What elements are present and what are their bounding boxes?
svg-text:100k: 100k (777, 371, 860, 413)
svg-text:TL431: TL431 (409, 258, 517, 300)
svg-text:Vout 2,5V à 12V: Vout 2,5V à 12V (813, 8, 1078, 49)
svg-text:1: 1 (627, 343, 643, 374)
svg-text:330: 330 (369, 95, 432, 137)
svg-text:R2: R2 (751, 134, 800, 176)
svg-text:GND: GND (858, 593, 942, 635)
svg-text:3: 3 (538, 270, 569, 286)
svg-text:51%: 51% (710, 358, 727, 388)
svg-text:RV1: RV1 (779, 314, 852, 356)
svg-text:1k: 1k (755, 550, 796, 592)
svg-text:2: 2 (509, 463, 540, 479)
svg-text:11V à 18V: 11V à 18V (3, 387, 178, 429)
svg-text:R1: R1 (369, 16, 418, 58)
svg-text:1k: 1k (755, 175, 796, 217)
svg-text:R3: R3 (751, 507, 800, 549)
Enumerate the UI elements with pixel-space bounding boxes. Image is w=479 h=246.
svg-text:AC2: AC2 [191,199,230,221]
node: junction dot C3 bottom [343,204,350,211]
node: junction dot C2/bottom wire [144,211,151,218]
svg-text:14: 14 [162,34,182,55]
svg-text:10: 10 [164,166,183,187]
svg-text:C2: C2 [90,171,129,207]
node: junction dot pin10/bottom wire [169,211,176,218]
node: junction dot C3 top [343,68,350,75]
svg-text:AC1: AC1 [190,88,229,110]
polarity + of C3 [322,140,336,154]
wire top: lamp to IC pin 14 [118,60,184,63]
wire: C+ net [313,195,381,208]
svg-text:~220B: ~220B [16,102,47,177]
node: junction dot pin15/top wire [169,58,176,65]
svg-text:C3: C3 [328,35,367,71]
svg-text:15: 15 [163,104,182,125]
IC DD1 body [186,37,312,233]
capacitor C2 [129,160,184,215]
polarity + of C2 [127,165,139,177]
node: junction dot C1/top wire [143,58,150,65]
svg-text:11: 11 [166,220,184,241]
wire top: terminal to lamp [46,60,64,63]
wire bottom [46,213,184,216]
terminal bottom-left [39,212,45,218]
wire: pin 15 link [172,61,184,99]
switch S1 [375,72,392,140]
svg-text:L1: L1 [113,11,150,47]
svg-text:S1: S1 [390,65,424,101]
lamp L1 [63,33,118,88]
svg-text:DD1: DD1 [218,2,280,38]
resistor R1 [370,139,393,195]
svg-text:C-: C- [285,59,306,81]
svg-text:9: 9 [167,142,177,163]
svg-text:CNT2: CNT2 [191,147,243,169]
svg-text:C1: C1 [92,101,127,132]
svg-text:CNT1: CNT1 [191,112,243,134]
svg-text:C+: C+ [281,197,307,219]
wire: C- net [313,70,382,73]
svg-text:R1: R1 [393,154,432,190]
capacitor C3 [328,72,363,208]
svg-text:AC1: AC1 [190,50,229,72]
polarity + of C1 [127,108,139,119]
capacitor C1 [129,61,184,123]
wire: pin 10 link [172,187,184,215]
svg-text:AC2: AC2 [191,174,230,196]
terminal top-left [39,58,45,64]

________________________

WORK TO BE COMPLETED:
Reproduce all of the material above, switching "junction dot" to "connection dot" wherever it occurs and leaving everything else unchanged.

ANSWER TO THIS EXERCISE:
What elements are present and what are their bounding boxes?
svg-text:100k: 100k (777, 371, 860, 413)
svg-text:TL431: TL431 (409, 258, 517, 300)
svg-text:Vout 2,5V à 12V: Vout 2,5V à 12V (813, 8, 1078, 49)
svg-text:1: 1 (627, 343, 643, 374)
svg-text:330: 330 (369, 95, 432, 137)
svg-text:R2: R2 (751, 134, 800, 176)
svg-text:GND: GND (858, 593, 942, 635)
svg-text:3: 3 (538, 270, 569, 286)
svg-text:51%: 51% (710, 358, 727, 388)
svg-text:RV1: RV1 (779, 314, 852, 356)
svg-text:1k: 1k (755, 550, 796, 592)
svg-text:2: 2 (509, 463, 540, 479)
svg-text:11V à 18V: 11V à 18V (3, 387, 178, 429)
svg-text:R1: R1 (369, 16, 418, 58)
svg-text:1k: 1k (755, 175, 796, 217)
svg-text:R3: R3 (751, 507, 800, 549)
Enumerate the UI elements with pixel-space bounding boxes. Image is w=479 h=246.
svg-text:AC2: AC2 [191,199,230,221]
node: connection dot C3 bottom [343,204,350,211]
node: connection dot C2/bottom wire [144,211,151,218]
svg-text:14: 14 [162,34,182,55]
svg-text:10: 10 [164,166,183,187]
svg-text:C2: C2 [90,171,129,207]
node: connection dot pin10/bottom wire [169,211,176,218]
node: connection dot C3 top [343,68,350,75]
svg-text:AC1: AC1 [190,88,229,110]
polarity + of C3 [322,140,336,154]
wire top: lamp to IC pin 14 [118,60,184,63]
wire: C+ net [313,195,381,208]
svg-text:~220B: ~220B [16,102,47,177]
node: connection dot pin15/top wire [169,58,176,65]
svg-text:C3: C3 [328,35,367,71]
svg-text:15: 15 [163,104,182,125]
IC DD1 body [186,37,312,233]
capacitor C2 [129,160,184,215]
polarity + of C2 [127,165,139,177]
node: connection dot C1/top wire [143,58,150,65]
svg-text:11: 11 [166,220,184,241]
wire top: terminal to lamp [46,60,64,63]
wire bottom [46,213,184,216]
terminal bottom-left [39,212,45,218]
wire: pin 15 link [172,61,184,99]
switch S1 [375,72,392,140]
svg-text:L1: L1 [113,11,150,47]
svg-text:S1: S1 [390,65,424,101]
lamp L1 [63,33,118,88]
svg-text:DD1: DD1 [218,2,280,38]
resistor R1 [370,139,393,195]
svg-text:C-: C- [285,59,306,81]
svg-text:9: 9 [167,142,177,163]
svg-text:CNT2: CNT2 [191,147,243,169]
svg-text:C1: C1 [92,101,127,132]
svg-text:CNT1: CNT1 [191,112,243,134]
svg-text:C+: C+ [281,197,307,219]
wire: C- net [313,70,382,73]
svg-text:R1: R1 [393,154,432,190]
capacitor C3 [328,72,363,208]
svg-text:AC1: AC1 [190,50,229,72]
polarity + of C1 [127,108,139,119]
capacitor C1 [129,61,184,123]
wire: pin 10 link [172,187,184,215]
svg-text:AC2: AC2 [191,174,230,196]
terminal top-left [39,58,45,64]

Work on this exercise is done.